## Given problem
Write the listing out again, all of it, word for word.

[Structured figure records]
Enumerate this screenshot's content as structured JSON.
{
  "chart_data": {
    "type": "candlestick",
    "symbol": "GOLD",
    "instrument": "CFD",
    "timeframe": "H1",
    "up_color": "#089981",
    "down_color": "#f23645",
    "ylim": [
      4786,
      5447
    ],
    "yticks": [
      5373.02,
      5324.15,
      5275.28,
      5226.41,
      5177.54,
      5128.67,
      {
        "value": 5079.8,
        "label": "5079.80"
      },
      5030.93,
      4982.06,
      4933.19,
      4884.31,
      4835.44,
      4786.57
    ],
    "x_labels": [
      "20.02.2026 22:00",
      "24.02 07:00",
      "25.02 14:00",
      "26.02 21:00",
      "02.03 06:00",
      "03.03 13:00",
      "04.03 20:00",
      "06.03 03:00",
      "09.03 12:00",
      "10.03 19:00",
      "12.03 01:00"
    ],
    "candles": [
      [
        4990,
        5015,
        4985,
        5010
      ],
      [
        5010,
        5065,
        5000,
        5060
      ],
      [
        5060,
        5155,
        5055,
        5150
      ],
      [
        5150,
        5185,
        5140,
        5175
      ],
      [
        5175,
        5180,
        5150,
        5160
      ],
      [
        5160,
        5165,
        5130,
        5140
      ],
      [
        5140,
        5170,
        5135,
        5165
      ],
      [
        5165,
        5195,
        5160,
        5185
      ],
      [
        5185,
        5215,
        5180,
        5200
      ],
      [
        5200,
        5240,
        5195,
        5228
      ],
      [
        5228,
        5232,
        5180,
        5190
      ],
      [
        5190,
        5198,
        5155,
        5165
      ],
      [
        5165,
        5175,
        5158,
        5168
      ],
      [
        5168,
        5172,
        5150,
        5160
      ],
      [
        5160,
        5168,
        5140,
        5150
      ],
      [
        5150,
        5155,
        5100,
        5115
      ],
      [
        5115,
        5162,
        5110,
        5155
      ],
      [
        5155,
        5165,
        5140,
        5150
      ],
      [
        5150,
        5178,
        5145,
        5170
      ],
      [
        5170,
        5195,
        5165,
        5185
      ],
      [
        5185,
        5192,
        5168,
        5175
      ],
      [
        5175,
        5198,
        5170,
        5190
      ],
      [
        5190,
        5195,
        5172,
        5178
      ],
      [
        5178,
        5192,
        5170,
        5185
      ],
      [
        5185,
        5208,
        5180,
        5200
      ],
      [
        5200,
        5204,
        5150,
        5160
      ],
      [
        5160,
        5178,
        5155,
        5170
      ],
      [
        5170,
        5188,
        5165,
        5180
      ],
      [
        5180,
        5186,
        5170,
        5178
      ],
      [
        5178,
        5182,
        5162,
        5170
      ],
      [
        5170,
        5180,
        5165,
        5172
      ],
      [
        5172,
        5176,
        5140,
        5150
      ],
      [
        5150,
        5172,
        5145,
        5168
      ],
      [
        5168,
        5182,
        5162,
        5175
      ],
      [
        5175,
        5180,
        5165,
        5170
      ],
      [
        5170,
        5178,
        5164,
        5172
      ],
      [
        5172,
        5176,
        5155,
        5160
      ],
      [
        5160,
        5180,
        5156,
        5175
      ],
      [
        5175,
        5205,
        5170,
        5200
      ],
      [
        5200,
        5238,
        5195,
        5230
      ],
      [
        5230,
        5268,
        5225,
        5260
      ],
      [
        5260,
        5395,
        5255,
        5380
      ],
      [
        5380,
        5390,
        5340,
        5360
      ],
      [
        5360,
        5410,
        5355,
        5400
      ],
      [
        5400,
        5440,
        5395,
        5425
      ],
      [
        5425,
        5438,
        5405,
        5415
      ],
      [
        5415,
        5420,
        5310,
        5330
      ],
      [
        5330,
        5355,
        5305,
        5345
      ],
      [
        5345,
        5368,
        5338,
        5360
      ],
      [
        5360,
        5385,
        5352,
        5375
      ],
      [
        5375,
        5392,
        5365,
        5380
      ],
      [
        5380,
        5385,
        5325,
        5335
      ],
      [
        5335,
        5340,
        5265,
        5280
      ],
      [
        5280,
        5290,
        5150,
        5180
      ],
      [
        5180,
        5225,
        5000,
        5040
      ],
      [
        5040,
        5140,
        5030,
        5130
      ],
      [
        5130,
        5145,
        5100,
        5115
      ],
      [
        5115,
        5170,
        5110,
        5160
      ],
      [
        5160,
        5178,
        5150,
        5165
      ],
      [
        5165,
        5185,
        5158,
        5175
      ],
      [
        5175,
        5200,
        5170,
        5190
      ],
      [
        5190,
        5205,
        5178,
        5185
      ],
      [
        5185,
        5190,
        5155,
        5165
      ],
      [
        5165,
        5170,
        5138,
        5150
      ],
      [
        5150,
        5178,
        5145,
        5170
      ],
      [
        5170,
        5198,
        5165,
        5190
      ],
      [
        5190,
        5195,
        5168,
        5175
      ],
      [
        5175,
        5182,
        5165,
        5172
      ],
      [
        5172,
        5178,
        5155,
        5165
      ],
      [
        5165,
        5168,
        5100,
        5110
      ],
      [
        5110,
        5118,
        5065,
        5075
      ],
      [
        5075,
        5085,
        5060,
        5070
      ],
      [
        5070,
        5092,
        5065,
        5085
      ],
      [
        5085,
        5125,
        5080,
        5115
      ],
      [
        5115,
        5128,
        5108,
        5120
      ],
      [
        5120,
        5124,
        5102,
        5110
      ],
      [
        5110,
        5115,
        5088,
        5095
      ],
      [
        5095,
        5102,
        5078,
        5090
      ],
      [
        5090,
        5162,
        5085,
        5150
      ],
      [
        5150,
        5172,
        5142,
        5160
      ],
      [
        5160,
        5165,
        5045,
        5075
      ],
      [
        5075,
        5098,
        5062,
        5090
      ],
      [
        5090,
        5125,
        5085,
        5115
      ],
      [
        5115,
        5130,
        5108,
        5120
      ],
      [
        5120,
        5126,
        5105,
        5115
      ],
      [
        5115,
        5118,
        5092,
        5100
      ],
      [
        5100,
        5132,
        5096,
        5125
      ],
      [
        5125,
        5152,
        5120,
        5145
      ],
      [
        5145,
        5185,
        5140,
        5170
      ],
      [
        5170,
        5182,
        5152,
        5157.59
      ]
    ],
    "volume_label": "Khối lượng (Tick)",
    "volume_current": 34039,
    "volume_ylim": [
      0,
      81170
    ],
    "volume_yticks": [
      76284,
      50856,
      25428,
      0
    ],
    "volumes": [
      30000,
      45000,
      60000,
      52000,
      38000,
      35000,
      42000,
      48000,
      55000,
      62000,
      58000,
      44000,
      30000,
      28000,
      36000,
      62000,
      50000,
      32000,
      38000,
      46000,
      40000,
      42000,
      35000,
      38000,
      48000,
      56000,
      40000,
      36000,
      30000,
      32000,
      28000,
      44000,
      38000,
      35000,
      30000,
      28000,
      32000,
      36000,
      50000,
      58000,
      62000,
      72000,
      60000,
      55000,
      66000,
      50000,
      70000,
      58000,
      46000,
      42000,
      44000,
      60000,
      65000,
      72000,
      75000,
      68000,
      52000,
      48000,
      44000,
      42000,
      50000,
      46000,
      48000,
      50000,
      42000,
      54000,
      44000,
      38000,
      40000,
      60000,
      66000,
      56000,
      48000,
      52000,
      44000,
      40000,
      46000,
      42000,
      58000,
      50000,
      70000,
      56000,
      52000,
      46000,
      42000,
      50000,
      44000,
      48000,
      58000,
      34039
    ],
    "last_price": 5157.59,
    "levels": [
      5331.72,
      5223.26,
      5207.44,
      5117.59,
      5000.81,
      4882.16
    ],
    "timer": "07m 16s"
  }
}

## The output
Enumerate this screenshot's content as structured JSON.
{
  "chart_data": {
    "type": "candlestick",
    "symbol": "GOLD",
    "instrument": "CFD",
    "timeframe": "H1",
    "up_color": "#089981",
    "down_color": "#f23645",
    "ylim": [
      4786,
      5447
    ],
    "yticks": [
      5373.02,
      5324.15,
      5275.28,
      5226.41,
      5177.54,
      5128.67,
      {
        "value": 5079.8,
        "label": "5079.80"
      },
      5030.93,
      4982.06,
      4933.19,
      4884.31,
      4835.44,
      4786.57
    ],
    "x_labels": [
      "20.02.2026 22:00",
      "24.02 07:00",
      "25.02 14:00",
      "26.02 21:00",
      "02.03 06:00",
      "03.03 13:00",
      "04.03 20:00",
      "06.03 03:00",
      "09.03 12:00",
      "10.03 19:00",
      "12.03 01:00"
    ],
    "candles": [
      [
        4990,
        5015,
        4985,
        5010
      ],
      [
        5010,
        5065,
        5000,
        5060
      ],
      [
        5060,
        5155,
        5055,
        5150
      ],
      [
        5150,
        5185,
        5140,
        5175
      ],
      [
        5175,
        5180,
        5150,
        5160
      ],
      [
        5160,
        5165,
        5130,
        5140
      ],
      [
        5140,
        5170,
        5135,
        5165
      ],
      [
        5165,
        5195,
        5160,
        5185
      ],
      [
        5185,
        5215,
        5180,
        5200
      ],
      [
        5200,
        5240,
        5195,
        5228
      ],
      [
        5228,
        5232,
        5180,
        5190
      ],
      [
        5190,
        5198,
        5155,
        5165
      ],
      [
        5165,
        5175,
        5158,
        5168
      ],
      [
        5168,
        5172,
        5150,
        5160
      ],
      [
        5160,
        5168,
        5140,
        5150
      ],
      [
        5150,
        5155,
        5100,
        5115
      ],
      [
        5115,
        5162,
        5110,
        5155
      ],
      [
        5155,
        5165,
        5140,
        5150
      ],
      [
        5150,
        5178,
        5145,
        5170
      ],
      [
        5170,
        5195,
        5165,
        5185
      ],
      [
        5185,
        5192,
        5168,
        5175
      ],
      [
        5175,
        5198,
        5170,
        5190
      ],
      [
        5190,
        5195,
        5172,
        5178
      ],
      [
        5178,
        5192,
        5170,
        5185
      ],
      [
        5185,
        5208,
        5180,
        5200
      ],
      [
        5200,
        5204,
        5150,
        5160
      ],
      [
        5160,
        5178,
        5155,
        5170
      ],
      [
        5170,
        5188,
        5165,
        5180
      ],
      [
        5180,
        5186,
        5170,
        5178
      ],
      [
        5178,
        5182,
        5162,
        5170
      ],
      [
        5170,
        5180,
        5165,
        5172
      ],
      [
        5172,
        5176,
        5140,
        5150
      ],
      [
        5150,
        5172,
        5145,
        5168
      ],
      [
        5168,
        5182,
        5162,
        5175
      ],
      [
        5175,
        5180,
        5165,
        5170
      ],
      [
        5170,
        5178,
        5164,
        5172
      ],
      [
        5172,
        5176,
        5155,
        5160
      ],
      [
        5160,
        5180,
        5156,
        5175
      ],
      [
        5175,
        5205,
        5170,
        5200
      ],
      [
        5200,
        5238,
        5195,
        5230
      ],
      [
        5230,
        5268,
        5225,
        5260
      ],
      [
        5260,
        5395,
        5255,
        5380
      ],
      [
        5380,
        5390,
        5340,
        5360
      ],
      [
        5360,
        5410,
        5355,
        5400
      ],
      [
        5400,
        5440,
        5395,
        5425
      ],
      [
        5425,
        5438,
        5405,
        5415
      ],
      [
        5415,
        5420,
        5310,
        5330
      ],
      [
        5330,
        5355,
        5305,
        5345
      ],
      [
        5345,
        5368,
        5338,
        5360
      ],
      [
        5360,
        5385,
        5352,
        5375
      ],
      [
        5375,
        5392,
        5365,
        5380
      ],
      [
        5380,
        5385,
        5325,
        5335
      ],
      [
        5335,
        5340,
        5265,
        5280
      ],
      [
        5280,
        5290,
        5150,
        5180
      ],
      [
        5180,
        5225,
        5000,
        5040
      ],
      [
        5040,
        5140,
        5030,
        5130
      ],
      [
        5130,
        5145,
        5100,
        5115
      ],
      [
        5115,
        5170,
        5110,
        5160
      ],
      [
        5160,
        5178,
        5150,
        5165
      ],
      [
        5165,
        5185,
        5158,
        5175
      ],
      [
        5175,
        5200,
        5170,
        5190
      ],
      [
        5190,
        5205,
        5178,
        5185
      ],
      [
        5185,
        5190,
        5155,
        5165
      ],
      [
        5165,
        5170,
        5138,
        5150
      ],
      [
        5150,
        5178,
        5145,
        5170
      ],
      [
        5170,
        5198,
        5165,
        5190
      ],
      [
        5190,
        5195,
        5168,
        5175
      ],
      [
        5175,
        5182,
        5165,
        5172
      ],
      [
        5172,
        5178,
        5155,
        5165
      ],
      [
        5165,
        5168,
        5100,
        5110
      ],
      [
        5110,
        5118,
        5065,
        5075
      ],
      [
        5075,
        5085,
        5060,
        5070
      ],
      [
        5070,
        5092,
        5065,
        5085
      ],
      [
        5085,
        5125,
        5080,
        5115
      ],
      [
        5115,
        5128,
        5108,
        5120
      ],
      [
        5120,
        5124,
        5102,
        5110
      ],
      [
        5110,
        5115,
        5088,
        5095
      ],
      [
        5095,
        5102,
        5078,
        5090
      ],
      [
        5090,
        5162,
        5085,
        5150
      ],
      [
        5150,
        5172,
        5142,
        5160
      ],
      [
        5160,
        5165,
        5045,
        5075
      ],
      [
        5075,
        5098,
        5062,
        5090
      ],
      [
        5090,
        5125,
        5085,
        5115
      ],
      [
        5115,
        5130,
        5108,
        5120
      ],
      [
        5120,
        5126,
        5105,
        5115
      ],
      [
        5115,
        5118,
        5092,
        5100
      ],
      [
        5100,
        5132,
        5096,
        5125
      ],
      [
        5125,
        5152,
        5120,
        5145
      ],
      [
        5145,
        5185,
        5140,
        5170
      ],
      [
        5170,
        5182,
        5152,
        5157.59
      ]
    ],
    "volume_label": "Khối lượng (Tick)",
    "volume_current": 34039,
    "volume_ylim": [
      0,
      81170
    ],
    "volume_yticks": [
      76284,
      50856,
      25428,
      0
    ],
    "volumes": [
      30000,
      45000,
      60000,
      52000,
      38000,
      35000,
      42000,
      48000,
      55000,
      62000,
      58000,
      44000,
      30000,
      28000,
      36000,
      62000,
      50000,
      32000,
      38000,
      46000,
      40000,
      42000,
      35000,
      38000,
      48000,
      56000,
      40000,
      36000,
      30000,
      32000,
      28000,
      44000,
      38000,
      35000,
      30000,
      28000,
      32000,
      36000,
      50000,
      58000,
      62000,
      72000,
      60000,
      55000,
      66000,
      50000,
      70000,
      58000,
      46000,
      42000,
      44000,
      60000,
      65000,
      72000,
      75000,
      68000,
      52000,
      48000,
      44000,
      42000,
      50000,
      46000,
      48000,
      50000,
      42000,
      54000,
      44000,
      38000,
      40000,
      60000,
      66000,
      56000,
      48000,
      52000,
      44000,
      40000,
      46000,
      42000,
      58000,
      50000,
      70000,
      56000,
      52000,
      46000,
      42000,
      50000,
      44000,
      48000,
      58000,
      34039
    ],
    "last_price": 5157.59,
    "levels": [
      5331.72,
      5223.26,
      5207.44,
      5117.59,
      5000.81,
      4882.16
    ],
    "timer": "07m 16s"
  }
}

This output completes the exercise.